**REQUIRED TASKS:**
- A) According to the drill string sub passage, what internal diameter does the sub have with the flapper open when used with a 5″ drill string?
- B) Reproduce the drill string sub passage word for word, from "The sleeve 100 further" to "length/height of the sleeve 100.".

In this embodiment, the drill string sub 1 is used with a drill string having a nominal size of 5 inches. The outer diameter of the drill string sub 1 is 6⅝″, as this is the maximum outer diameter of the connection used with most 5″ drill strings. Depending on the particular application or situation, the outer diameter and the inner diameter are both subject to many contributing factors. However, in this embodiment, the drill string sub is used with a 5″ drill string and has an ID of substantially 2.3″ with the flapper 12 in the open position. The OD and ID could be easily changed slightly within the 5″ drill string design, or scaled to suit other drill string sizes.
In general, ideally the drill string sub will be stronger than the drill pipe that it is being utilised with, so that it is not the weak point in the drill string. The geometry around the float valve components needs to allow for suitable strength to suit the particular drill string the sub is being used with. The thickness of the sleeve utilised with the switchfloat valve can be reduced slightly to increase the ID through the valve too. With the 5″ drill string design described for the preferred embodiment, the ID is 2.3″ as this gives enough clearance to run 2.25″ tools through the valve. Most tools likely to be used are smaller than this. This also gives good wall thickness in the sleeve, which should extend the life of the sleeve when compared to a thinner walled sleeve.
There are many contributing factors that govern the ID that can be achieved through the Switchfloat valve. However, the design of this invention allows for a larger ID than previous designs such as are known in the art.
Internal Sleeve
An embodiment of internal sleeve 100 suitable for use with the drill string sub 1 is shown in
The sleeve 100 is formed as a hollow tubular section sized and shaped to fit into the wider sub-section 7 of the drill string sub 1, so that fluid can pass through and along the drill string sub 1 through the sleeve 100. The main body of the sleeve 100 has outer dimensions so that it fits snugly and is a sliding fit within the wider sub-section 7.
In the preferred embodiment, the main body of the sleeve 200 is formed from separate first (lower) and second (upper) sections each having an end configured for mutual connection so that the first and second sections can be connected end-to-end, the mutually engaging ends configured as a male end and a female end.
A retaining section 101 is formed at or towards the upper end of the second section and is configured to provide a reduced internal diameter when restrained within wider sub-section 7—that is, when restrained it provides an internal diameter narrower than that of the narrow subsection 6. When unrestrained, the retaining section 101 expands outwards so that the minimum ID of the entire sleeve is at least the internal diameter of the narrow sub-section 6. The retaining section 101 in the preferred embodiment comprises a plurality of fingers 102 extending from the upper end of the main body of the sleeve 100. The inner surfaces of the fingers 102 are configured to form a reduced internal diameter section when retained. Each of the fingers 102 has a smooth axially aligned outer surface when retained and an inner surface at or towards the outer end of the fingers that is profiled to provide the reduced internal diameter.
The sleeve 100 further comprises a spring collet 103 configured to locate onto the body of the sleeve 100, approximately halfway along the length/height of the sleeve 100.
The spring arms 106 of the collet 103 interlock with a number of cut-out sections 108 on the lower section and are movable/bendable between two opposed positions: the first within the boundary formed by the outer surface of the lower section and the second outwardly beyond this boundary. The spring arms 106 are outwardly biased. The parts that form the sleeve 100 are intended for multiple uses or multiple re-uses.

**DATA SHOWN:**
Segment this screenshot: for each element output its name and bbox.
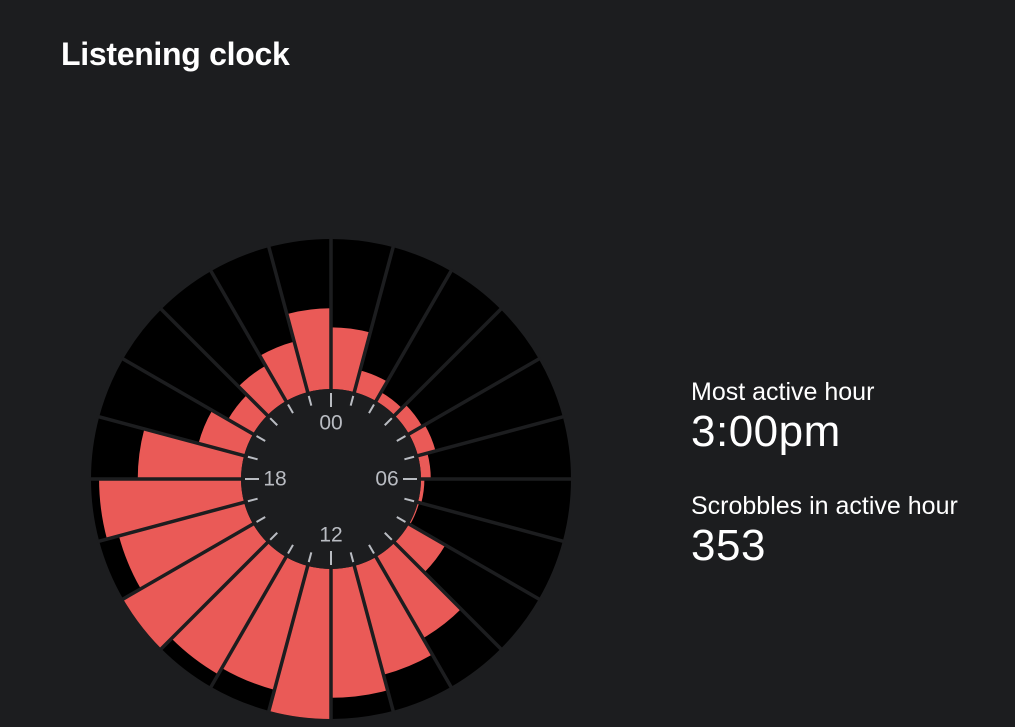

**RESPONSES TO THE TASKS:**
- A) Substantially 2.3″.

- B)
The sleeve 100 further comprises a spring collet 103 configured to locate onto the body of the sleeve 100, approximately halfway along the length/height of the sleeve 100.